*Your task*
Every record here should be printed again exactly.

Start Source material

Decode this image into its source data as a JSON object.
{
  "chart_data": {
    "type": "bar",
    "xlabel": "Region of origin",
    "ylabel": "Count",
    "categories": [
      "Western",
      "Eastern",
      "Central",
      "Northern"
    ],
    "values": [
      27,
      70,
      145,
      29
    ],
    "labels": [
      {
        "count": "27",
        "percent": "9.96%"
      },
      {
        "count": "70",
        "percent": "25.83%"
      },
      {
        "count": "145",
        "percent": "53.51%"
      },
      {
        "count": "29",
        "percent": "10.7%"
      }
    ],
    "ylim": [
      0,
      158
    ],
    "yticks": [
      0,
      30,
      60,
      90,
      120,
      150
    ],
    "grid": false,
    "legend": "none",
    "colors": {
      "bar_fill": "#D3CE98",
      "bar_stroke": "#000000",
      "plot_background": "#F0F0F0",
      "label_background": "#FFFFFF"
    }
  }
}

End Source material

*Completed task*
Decode this image into its source data as a JSON object.
{
  "chart_data": {
    "type": "bar",
    "xlabel": "Region of origin",
    "ylabel": "Count",
    "categories": [
      "Western",
      "Eastern",
      "Central",
      "Northern"
    ],
    "values": [
      27,
      70,
      145,
      29
    ],
    "labels": [
      {
        "count": "27",
        "percent": "9.96%"
      },
      {
        "count": "70",
        "percent": "25.83%"
      },
      {
        "count": "145",
        "percent": "53.51%"
      },
      {
        "count": "29",
        "percent": "10.7%"
      }
    ],
    "ylim": [
      0,
      158
    ],
    "yticks": [
      0,
      30,
      60,
      90,
      120,
      150
    ],
    "grid": false,
    "legend": "none",
    "colors": {
      "bar_fill": "#D3CE98",
      "bar_stroke": "#000000",
      "plot_background": "#F0F0F0",
      "label_background": "#FFFFFF"
    }
  }
}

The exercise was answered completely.